● Provided records:

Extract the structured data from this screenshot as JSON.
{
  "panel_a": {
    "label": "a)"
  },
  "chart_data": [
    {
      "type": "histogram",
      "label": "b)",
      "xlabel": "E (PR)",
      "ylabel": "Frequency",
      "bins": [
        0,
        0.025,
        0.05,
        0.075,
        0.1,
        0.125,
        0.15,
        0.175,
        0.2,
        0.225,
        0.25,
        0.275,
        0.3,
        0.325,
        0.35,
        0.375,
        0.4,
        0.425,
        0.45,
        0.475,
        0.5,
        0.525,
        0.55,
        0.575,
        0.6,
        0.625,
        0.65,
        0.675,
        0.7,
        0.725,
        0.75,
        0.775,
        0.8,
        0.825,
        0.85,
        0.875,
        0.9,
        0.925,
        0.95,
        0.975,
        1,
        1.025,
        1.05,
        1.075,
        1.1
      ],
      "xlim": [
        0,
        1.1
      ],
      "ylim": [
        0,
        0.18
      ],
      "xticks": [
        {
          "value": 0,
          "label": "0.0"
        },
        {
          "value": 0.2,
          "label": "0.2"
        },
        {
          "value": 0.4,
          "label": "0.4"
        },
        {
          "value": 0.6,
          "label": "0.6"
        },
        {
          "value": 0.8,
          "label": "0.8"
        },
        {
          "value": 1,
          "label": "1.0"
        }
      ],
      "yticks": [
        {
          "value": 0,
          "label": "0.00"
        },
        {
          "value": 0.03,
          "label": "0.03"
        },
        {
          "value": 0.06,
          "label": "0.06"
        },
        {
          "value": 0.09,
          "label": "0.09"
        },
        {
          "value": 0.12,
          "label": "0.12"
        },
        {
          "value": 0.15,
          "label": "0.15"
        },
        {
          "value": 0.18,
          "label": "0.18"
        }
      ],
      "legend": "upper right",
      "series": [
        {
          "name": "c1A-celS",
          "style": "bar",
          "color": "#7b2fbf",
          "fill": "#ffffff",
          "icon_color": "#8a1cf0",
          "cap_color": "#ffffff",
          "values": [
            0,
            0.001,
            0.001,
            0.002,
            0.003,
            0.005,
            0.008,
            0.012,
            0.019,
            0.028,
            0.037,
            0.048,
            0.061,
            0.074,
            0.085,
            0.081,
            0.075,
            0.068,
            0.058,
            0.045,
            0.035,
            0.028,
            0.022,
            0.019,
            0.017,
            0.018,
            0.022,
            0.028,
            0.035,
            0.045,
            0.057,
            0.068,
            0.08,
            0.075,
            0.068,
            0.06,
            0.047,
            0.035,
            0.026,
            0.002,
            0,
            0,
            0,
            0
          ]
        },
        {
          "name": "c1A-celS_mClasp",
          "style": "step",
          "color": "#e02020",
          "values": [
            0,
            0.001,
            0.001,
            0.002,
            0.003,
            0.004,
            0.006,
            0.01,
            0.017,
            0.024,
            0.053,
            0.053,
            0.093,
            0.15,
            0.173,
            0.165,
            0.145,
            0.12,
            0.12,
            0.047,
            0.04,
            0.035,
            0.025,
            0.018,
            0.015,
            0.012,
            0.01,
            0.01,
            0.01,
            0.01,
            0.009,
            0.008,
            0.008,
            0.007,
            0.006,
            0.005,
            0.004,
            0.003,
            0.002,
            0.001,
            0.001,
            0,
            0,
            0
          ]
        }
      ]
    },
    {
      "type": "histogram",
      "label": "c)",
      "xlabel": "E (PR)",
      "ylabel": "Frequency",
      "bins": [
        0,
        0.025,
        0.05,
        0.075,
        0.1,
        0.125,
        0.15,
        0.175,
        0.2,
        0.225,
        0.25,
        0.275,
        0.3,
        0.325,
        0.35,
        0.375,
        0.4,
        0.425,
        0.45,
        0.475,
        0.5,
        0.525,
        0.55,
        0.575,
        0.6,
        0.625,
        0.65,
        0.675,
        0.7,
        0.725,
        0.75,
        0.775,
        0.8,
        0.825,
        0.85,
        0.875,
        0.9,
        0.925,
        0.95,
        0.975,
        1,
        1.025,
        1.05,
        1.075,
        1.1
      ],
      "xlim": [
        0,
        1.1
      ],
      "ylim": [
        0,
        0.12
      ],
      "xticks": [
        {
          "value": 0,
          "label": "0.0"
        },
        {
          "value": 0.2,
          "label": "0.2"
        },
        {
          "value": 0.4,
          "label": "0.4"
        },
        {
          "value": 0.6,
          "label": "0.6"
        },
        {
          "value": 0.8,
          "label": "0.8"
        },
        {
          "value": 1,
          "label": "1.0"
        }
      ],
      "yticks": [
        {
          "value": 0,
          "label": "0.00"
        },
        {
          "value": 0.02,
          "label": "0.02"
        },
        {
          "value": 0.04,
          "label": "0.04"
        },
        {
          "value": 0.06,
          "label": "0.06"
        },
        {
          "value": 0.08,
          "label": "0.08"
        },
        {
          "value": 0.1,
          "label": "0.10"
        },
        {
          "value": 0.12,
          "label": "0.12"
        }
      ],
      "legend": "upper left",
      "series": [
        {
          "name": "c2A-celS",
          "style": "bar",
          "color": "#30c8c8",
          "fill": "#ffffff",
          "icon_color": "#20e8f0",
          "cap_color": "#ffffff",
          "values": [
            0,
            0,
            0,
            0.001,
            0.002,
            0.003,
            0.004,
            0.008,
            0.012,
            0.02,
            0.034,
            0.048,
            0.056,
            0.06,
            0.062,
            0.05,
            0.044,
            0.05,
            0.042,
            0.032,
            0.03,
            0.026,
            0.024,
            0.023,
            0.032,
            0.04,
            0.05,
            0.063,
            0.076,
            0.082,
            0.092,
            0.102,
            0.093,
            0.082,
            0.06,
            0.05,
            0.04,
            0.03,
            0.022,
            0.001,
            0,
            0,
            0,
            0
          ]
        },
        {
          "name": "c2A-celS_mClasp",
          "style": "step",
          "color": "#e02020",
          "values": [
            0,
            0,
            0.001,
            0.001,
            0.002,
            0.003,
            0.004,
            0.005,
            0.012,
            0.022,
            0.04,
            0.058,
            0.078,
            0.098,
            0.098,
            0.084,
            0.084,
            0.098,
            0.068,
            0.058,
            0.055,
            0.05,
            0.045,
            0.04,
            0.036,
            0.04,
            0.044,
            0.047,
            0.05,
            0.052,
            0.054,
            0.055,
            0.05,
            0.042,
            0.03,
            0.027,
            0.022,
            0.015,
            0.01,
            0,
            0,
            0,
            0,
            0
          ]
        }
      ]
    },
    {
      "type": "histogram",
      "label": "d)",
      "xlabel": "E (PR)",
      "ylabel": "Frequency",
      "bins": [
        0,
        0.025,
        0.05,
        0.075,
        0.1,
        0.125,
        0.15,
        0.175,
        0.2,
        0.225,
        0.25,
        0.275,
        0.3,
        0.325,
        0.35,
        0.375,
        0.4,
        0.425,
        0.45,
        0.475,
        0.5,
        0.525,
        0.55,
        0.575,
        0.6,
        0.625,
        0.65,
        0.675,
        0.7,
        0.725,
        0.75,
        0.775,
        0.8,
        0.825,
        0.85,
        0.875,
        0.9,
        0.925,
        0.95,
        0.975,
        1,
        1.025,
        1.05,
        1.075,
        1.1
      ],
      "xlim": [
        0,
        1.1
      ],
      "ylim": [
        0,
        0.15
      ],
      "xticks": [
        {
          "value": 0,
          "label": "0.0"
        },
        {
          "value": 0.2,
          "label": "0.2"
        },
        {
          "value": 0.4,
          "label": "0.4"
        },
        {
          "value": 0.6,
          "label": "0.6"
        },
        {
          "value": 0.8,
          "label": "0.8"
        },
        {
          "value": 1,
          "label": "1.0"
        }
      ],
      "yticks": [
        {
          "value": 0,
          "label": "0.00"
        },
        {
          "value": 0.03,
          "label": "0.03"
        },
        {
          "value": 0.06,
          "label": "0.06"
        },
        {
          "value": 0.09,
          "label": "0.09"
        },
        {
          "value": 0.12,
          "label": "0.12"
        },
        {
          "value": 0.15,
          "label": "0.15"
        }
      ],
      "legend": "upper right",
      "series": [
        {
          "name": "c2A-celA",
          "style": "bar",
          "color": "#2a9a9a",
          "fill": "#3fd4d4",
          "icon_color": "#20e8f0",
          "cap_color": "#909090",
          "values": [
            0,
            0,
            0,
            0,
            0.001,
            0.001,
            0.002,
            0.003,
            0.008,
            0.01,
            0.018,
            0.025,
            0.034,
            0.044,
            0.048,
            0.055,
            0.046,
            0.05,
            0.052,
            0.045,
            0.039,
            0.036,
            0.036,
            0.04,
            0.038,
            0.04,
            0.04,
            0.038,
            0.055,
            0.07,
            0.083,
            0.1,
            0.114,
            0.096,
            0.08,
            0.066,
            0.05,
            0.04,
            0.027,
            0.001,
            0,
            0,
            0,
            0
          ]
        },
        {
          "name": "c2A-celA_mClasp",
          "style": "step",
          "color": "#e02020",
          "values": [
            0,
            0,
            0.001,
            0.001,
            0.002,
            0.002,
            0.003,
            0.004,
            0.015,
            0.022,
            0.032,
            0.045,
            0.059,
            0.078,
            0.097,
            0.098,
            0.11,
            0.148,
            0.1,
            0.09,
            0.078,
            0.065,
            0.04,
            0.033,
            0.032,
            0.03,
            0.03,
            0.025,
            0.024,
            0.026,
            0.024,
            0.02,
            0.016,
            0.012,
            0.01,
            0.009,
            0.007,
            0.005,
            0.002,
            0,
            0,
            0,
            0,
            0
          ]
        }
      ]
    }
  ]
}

● Set task:
All lines holding the word "name" should be picked out and copied.

● Answer below:
          "name": "c1A-celS",
          "name": "c1A-celS_mClasp",
          "name": "c2A-celS",
          "name": "c2A-celS_mClasp",
          "name": "c2A-celA",
          "name": "c2A-celA_mClasp",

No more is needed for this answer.